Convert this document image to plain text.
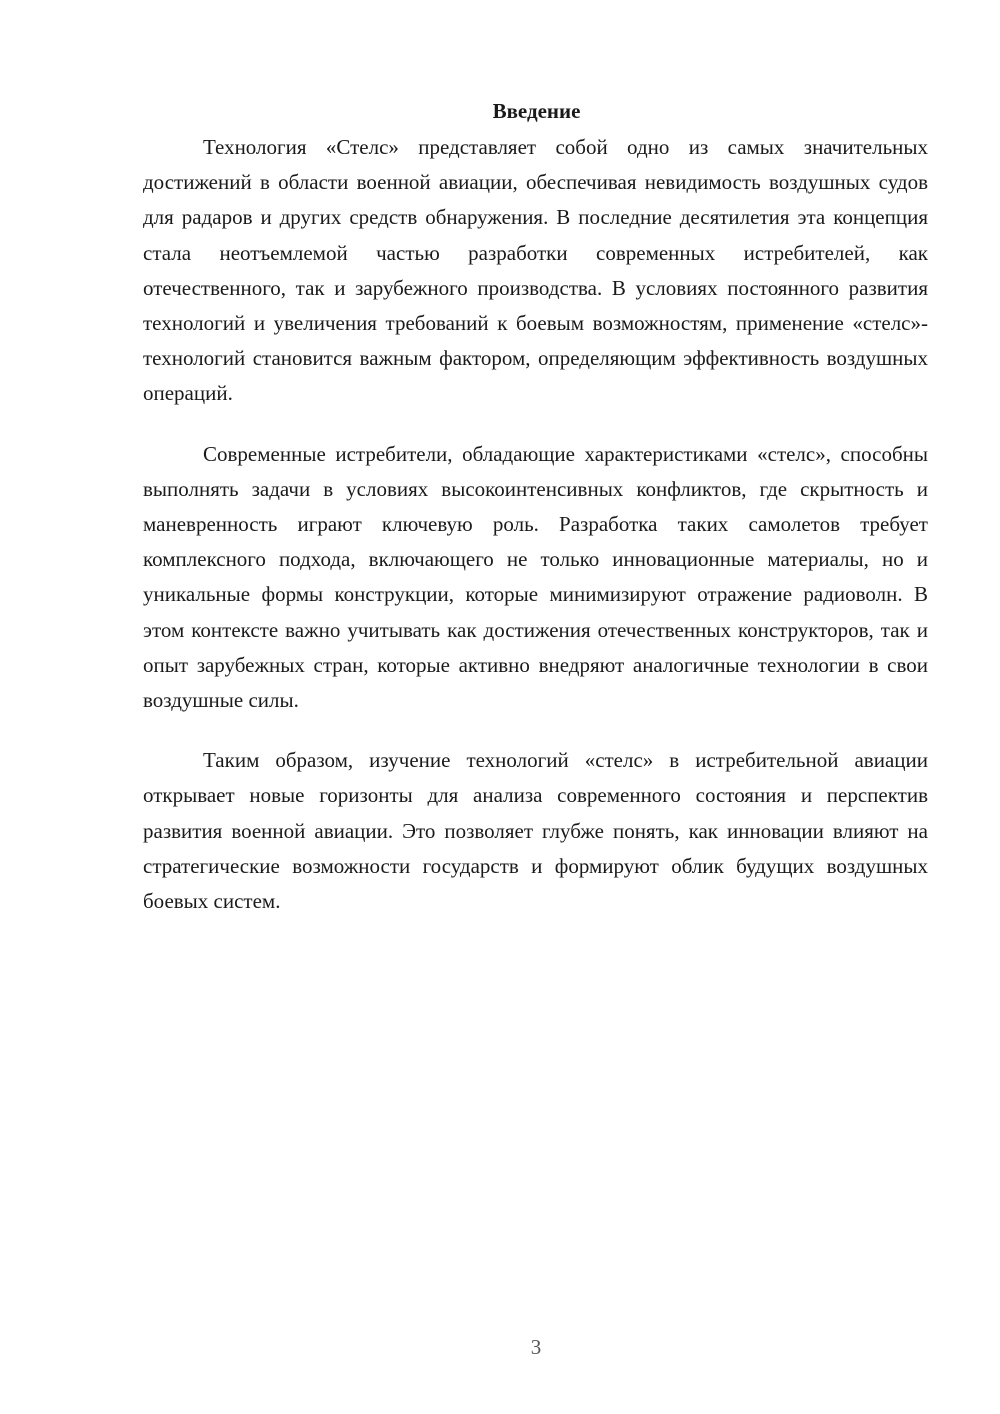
Введение

Технология «Стелс» представляет собой одно из самых значительных достижений в области военной авиации, обеспечивая невидимость воздушных судов для радаров и других средств обнаружения. В последние десятилетия эта концепция стала неотъемлемой частью разработки современных истребителей, как отечественного, так и зарубежного производства. В условиях постоянного развития технологий и увеличения требований к боевым возможностям, применение «стелс»-технологий становится важным фактором, определяющим эффективность воздушных операций.

Современные истребители, обладающие характеристиками «стелс», способны выполнять задачи в условиях высокоинтенсивных конфликтов, где скрытность и маневренность играют ключевую роль. Разработка таких самолетов требует комплексного подхода, включающего не только инновационные материалы, но и уникальные формы конструкции, которые минимизируют отражение радиоволн. В этом контексте важно учитывать как достижения отечественных конструкторов, так и опыт зарубежных стран, которые активно внедряют аналогичные технологии в свои воздушные силы.

Таким образом, изучение технологий «стелс» в истребительной авиации открывает новые горизонты для анализа современного состояния и перспектив развития военной авиации. Это позволяет глубже понять, как инновации влияют на стратегические возможности государств и формируют облик будущих воздушных боевых систем.

3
□ □ □ □ □ □ □
Exercise instructions:
Give only the number of lines in the records that include the word "стелс".

Output below:
3